Copy the data precisely, keeping every character.

Extracts from a graphics dataset:
++++++++++
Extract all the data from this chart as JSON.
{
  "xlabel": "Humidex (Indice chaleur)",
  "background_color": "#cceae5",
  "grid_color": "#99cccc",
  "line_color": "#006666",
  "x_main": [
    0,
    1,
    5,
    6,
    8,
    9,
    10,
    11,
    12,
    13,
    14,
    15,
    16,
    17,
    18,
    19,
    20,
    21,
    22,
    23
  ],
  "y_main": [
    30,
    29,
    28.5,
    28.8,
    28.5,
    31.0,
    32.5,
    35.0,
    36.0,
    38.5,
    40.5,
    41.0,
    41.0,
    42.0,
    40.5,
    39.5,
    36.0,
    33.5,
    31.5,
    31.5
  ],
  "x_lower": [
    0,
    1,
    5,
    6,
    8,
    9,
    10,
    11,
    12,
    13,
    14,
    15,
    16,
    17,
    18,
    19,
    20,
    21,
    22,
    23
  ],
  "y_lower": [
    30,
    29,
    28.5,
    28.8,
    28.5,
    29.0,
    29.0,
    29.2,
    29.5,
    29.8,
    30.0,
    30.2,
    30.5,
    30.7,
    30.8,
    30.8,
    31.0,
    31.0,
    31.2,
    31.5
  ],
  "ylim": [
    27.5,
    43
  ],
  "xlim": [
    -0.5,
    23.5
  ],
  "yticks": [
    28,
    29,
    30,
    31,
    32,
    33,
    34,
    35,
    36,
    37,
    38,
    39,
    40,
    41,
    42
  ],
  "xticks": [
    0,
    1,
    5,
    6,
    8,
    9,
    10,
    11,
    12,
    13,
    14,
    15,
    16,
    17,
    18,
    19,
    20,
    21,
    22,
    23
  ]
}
++++++++++
Reply to the exercise:
Extract all the data from this chart as JSON.
{
  "xlabel": "Humidex (Indice chaleur)",
  "background_color": "#cceae5",
  "grid_color": "#99cccc",
  "line_color": "#006666",
  "x_main": [
    0,
    1,
    5,
    6,
    8,
    9,
    10,
    11,
    12,
    13,
    14,
    15,
    16,
    17,
    18,
    19,
    20,
    21,
    22,
    23
  ],
  "y_main": [
    30,
    29,
    28.5,
    28.8,
    28.5,
    31.0,
    32.5,
    35.0,
    36.0,
    38.5,
    40.5,
    41.0,
    41.0,
    42.0,
    40.5,
    39.5,
    36.0,
    33.5,
    31.5,
    31.5
  ],
  "x_lower": [
    0,
    1,
    5,
    6,
    8,
    9,
    10,
    11,
    12,
    13,
    14,
    15,
    16,
    17,
    18,
    19,
    20,
    21,
    22,
    23
  ],
  "y_lower": [
    30,
    29,
    28.5,
    28.8,
    28.5,
    29.0,
    29.0,
    29.2,
    29.5,
    29.8,
    30.0,
    30.2,
    30.5,
    30.7,
    30.8,
    30.8,
    31.0,
    31.0,
    31.2,
    31.5
  ],
  "ylim": [
    27.5,
    43
  ],
  "xlim": [
    -0.5,
    23.5
  ],
  "yticks": [
    28,
    29,
    30,
    31,
    32,
    33,
    34,
    35,
    36,
    37,
    38,
    39,
    40,
    41,
    42
  ],
  "xticks": [
    0,
    1,
    5,
    6,
    8,
    9,
    10,
    11,
    12,
    13,
    14,
    15,
    16,
    17,
    18,
    19,
    20,
    21,
    22,
    23
  ]
}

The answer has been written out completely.